▶ Task goal: Exactly as they appear, output all of the entries.

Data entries
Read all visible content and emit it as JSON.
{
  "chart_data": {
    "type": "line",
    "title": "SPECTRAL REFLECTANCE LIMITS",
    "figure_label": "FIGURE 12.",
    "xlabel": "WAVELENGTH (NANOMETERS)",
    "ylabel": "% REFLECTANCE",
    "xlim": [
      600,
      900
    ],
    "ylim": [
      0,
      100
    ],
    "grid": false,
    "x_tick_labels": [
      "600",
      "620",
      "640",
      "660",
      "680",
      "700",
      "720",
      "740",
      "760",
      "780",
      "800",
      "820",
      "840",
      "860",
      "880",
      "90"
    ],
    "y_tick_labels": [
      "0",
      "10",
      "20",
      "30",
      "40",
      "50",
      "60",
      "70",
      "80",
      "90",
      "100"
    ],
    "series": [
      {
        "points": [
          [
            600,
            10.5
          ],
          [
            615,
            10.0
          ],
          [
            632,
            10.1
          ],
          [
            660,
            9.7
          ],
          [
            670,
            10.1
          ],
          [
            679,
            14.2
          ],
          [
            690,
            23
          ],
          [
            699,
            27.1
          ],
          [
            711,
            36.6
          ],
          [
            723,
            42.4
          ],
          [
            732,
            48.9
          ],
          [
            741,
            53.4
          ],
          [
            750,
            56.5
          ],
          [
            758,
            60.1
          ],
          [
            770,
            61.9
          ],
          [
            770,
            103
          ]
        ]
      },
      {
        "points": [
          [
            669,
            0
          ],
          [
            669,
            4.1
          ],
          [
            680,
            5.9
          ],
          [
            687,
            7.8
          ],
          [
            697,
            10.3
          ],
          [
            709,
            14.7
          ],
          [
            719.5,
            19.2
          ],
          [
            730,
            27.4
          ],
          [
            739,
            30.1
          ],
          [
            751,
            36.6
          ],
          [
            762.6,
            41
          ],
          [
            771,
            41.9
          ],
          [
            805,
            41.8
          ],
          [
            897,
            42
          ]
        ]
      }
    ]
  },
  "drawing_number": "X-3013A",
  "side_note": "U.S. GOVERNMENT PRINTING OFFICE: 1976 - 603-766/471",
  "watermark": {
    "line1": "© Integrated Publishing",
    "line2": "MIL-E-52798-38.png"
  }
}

▶ Response for this exercise:
Read all visible content and emit it as JSON.
{
  "chart_data": {
    "type": "line",
    "title": "SPECTRAL REFLECTANCE LIMITS",
    "figure_label": "FIGURE 12.",
    "xlabel": "WAVELENGTH (NANOMETERS)",
    "ylabel": "% REFLECTANCE",
    "xlim": [
      600,
      900
    ],
    "ylim": [
      0,
      100
    ],
    "grid": false,
    "x_tick_labels": [
      "600",
      "620",
      "640",
      "660",
      "680",
      "700",
      "720",
      "740",
      "760",
      "780",
      "800",
      "820",
      "840",
      "860",
      "880",
      "90"
    ],
    "y_tick_labels": [
      "0",
      "10",
      "20",
      "30",
      "40",
      "50",
      "60",
      "70",
      "80",
      "90",
      "100"
    ],
    "series": [
      {
        "points": [
          [
            600,
            10.5
          ],
          [
            615,
            10.0
          ],
          [
            632,
            10.1
          ],
          [
            660,
            9.7
          ],
          [
            670,
            10.1
          ],
          [
            679,
            14.2
          ],
          [
            690,
            23
          ],
          [
            699,
            27.1
          ],
          [
            711,
            36.6
          ],
          [
            723,
            42.4
          ],
          [
            732,
            48.9
          ],
          [
            741,
            53.4
          ],
          [
            750,
            56.5
          ],
          [
            758,
            60.1
          ],
          [
            770,
            61.9
          ],
          [
            770,
            103
          ]
        ]
      },
      {
        "points": [
          [
            669,
            0
          ],
          [
            669,
            4.1
          ],
          [
            680,
            5.9
          ],
          [
            687,
            7.8
          ],
          [
            697,
            10.3
          ],
          [
            709,
            14.7
          ],
          [
            719.5,
            19.2
          ],
          [
            730,
            27.4
          ],
          [
            739,
            30.1
          ],
          [
            751,
            36.6
          ],
          [
            762.6,
            41
          ],
          [
            771,
            41.9
          ],
          [
            805,
            41.8
          ],
          [
            897,
            42
          ]
        ]
      }
    ]
  },
  "drawing_number": "X-3013A",
  "side_note": "U.S. GOVERNMENT PRINTING OFFICE: 1976 - 603-766/471",
  "watermark": {
    "line1": "© Integrated Publishing",
    "line2": "MIL-E-52798-38.png"
  }
}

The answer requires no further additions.